Task details –
From the records below, pull each line that has "sufficient".

Data shown –
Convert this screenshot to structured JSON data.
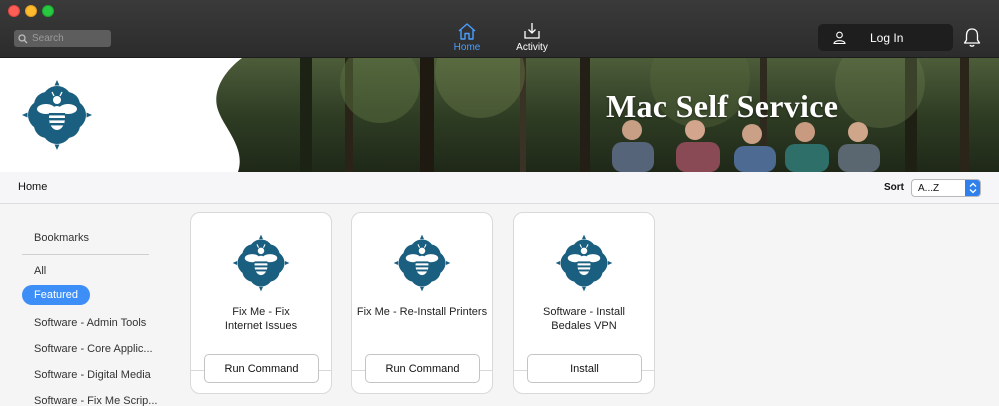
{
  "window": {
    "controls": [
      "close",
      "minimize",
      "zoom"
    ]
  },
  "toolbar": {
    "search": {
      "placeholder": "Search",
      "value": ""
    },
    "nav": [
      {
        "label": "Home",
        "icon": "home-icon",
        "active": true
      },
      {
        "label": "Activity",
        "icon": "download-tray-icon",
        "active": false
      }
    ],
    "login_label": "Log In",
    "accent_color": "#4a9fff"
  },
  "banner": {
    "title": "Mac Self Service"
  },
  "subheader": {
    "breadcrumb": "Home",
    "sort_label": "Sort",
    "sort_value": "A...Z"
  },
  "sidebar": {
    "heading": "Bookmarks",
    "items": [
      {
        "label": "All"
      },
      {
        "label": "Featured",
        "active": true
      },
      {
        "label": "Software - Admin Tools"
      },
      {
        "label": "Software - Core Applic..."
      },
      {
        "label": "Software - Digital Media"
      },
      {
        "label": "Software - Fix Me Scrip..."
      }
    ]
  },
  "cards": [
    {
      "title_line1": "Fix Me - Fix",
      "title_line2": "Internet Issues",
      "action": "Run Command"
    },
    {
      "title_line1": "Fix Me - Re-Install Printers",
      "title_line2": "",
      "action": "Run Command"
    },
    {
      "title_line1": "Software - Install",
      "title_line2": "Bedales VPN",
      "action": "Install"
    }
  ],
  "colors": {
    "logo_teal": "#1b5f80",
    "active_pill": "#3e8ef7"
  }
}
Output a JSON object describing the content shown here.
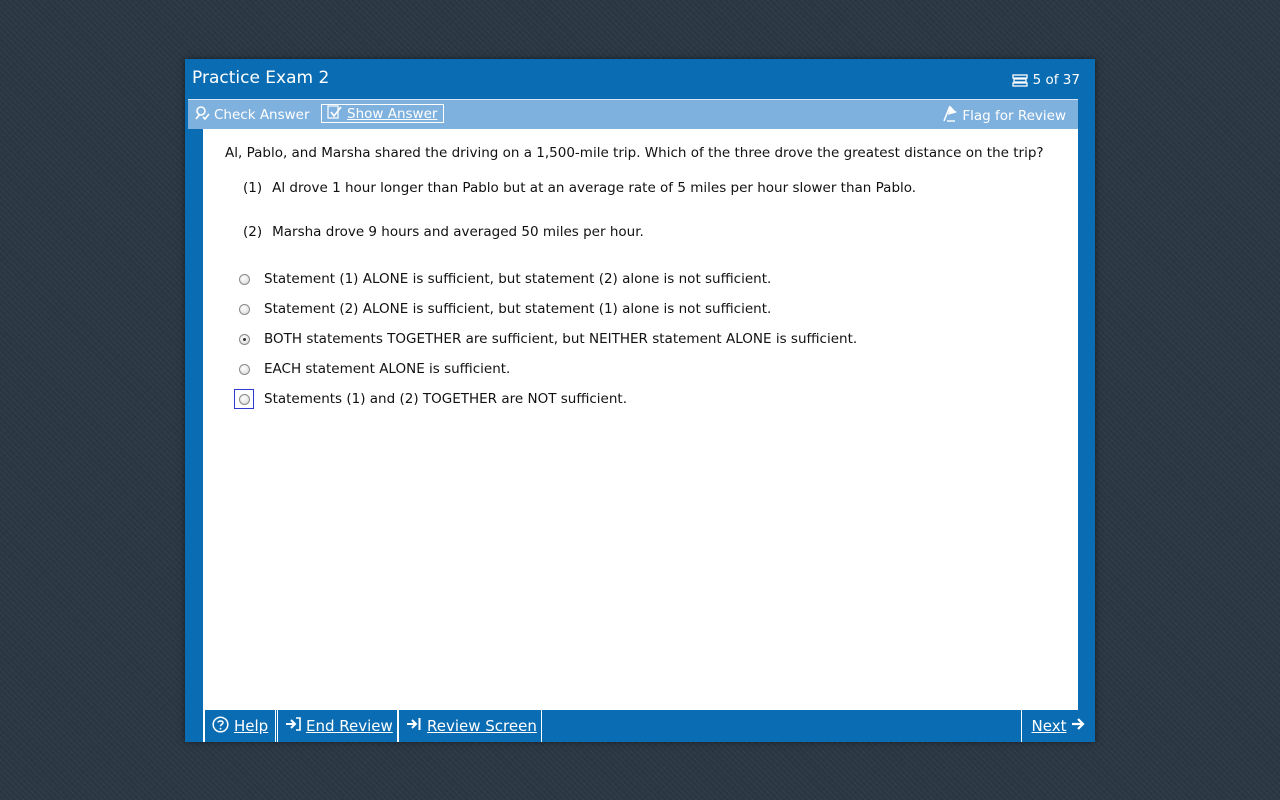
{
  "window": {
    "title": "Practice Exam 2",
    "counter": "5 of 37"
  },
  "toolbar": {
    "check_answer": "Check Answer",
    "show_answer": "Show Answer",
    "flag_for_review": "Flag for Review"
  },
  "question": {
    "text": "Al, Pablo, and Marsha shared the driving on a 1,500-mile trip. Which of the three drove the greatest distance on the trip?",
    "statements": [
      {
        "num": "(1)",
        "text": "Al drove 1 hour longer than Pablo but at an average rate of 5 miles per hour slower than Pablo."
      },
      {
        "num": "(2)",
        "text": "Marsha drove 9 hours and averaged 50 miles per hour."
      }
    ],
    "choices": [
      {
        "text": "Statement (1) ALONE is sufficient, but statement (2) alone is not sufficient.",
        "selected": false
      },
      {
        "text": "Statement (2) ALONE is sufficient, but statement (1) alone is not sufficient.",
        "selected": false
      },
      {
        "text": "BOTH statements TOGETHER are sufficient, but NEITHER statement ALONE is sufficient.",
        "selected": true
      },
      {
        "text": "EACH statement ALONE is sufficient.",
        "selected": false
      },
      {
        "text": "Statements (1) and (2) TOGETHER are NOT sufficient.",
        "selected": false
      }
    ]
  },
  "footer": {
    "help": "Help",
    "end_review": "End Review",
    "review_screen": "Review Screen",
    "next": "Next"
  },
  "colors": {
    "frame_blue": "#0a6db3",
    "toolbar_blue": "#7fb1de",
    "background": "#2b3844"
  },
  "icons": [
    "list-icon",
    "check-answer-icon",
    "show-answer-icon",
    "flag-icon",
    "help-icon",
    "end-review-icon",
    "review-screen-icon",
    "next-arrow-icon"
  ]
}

--

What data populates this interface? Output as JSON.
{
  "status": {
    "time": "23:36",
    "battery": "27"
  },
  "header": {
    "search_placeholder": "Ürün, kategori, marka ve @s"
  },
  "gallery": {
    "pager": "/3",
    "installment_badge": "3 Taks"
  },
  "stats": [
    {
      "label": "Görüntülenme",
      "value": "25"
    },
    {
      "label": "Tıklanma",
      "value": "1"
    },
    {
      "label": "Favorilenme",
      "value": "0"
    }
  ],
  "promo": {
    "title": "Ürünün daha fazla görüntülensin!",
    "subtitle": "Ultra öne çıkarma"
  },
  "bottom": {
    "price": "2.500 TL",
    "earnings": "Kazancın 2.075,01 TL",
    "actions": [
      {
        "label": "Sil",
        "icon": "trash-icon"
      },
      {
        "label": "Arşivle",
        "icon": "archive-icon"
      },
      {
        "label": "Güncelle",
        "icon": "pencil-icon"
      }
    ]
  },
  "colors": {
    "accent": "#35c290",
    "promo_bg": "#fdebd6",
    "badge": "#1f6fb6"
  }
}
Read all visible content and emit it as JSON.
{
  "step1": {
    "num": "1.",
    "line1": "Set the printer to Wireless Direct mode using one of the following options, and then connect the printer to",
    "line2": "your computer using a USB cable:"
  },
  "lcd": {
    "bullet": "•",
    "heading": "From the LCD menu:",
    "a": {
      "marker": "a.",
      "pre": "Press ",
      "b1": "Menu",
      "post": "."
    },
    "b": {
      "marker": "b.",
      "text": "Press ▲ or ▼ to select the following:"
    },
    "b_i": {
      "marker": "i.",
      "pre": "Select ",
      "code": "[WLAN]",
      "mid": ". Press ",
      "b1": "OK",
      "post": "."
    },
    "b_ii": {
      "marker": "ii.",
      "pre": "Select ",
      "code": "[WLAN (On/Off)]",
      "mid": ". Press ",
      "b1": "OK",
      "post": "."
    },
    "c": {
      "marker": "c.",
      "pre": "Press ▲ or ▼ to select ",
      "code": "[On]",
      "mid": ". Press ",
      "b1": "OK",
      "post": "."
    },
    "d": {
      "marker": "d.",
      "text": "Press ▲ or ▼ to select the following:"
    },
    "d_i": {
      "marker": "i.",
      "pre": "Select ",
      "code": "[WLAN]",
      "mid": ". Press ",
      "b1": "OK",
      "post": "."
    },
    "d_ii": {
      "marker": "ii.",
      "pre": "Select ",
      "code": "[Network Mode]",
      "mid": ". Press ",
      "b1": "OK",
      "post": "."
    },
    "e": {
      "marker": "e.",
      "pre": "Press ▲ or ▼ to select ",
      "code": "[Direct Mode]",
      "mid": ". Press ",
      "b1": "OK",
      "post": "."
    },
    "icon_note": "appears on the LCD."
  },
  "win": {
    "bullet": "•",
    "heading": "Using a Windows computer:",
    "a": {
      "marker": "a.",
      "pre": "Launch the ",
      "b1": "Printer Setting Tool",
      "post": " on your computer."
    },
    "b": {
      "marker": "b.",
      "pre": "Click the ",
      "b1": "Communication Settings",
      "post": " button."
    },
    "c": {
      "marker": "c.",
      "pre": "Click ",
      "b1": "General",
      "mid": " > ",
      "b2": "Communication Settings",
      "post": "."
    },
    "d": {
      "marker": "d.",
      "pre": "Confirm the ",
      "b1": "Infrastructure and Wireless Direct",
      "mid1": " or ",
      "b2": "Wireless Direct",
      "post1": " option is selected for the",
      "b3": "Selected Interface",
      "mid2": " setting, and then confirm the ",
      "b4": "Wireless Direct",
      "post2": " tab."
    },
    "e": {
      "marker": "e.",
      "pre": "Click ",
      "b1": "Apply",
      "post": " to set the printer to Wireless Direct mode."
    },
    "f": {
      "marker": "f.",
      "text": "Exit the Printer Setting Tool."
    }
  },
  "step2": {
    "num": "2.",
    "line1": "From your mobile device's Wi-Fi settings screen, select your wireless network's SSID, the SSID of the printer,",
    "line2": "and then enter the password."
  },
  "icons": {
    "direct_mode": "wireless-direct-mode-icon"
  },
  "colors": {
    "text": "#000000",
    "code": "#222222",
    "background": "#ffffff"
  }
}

Result –
        "text": "Statement (1) ALONE is sufficient, but statement (2) alone is not sufficient.",
        "text": "Statement (2) ALONE is sufficient, but statement (1) alone is not sufficient.",
        "text": "BOTH statements TOGETHER are sufficient, but NEITHER statement ALONE is sufficient.",
        "text": "EACH statement ALONE is sufficient.",
        "text": "Statements (1) and (2) TOGETHER are NOT sufficient.",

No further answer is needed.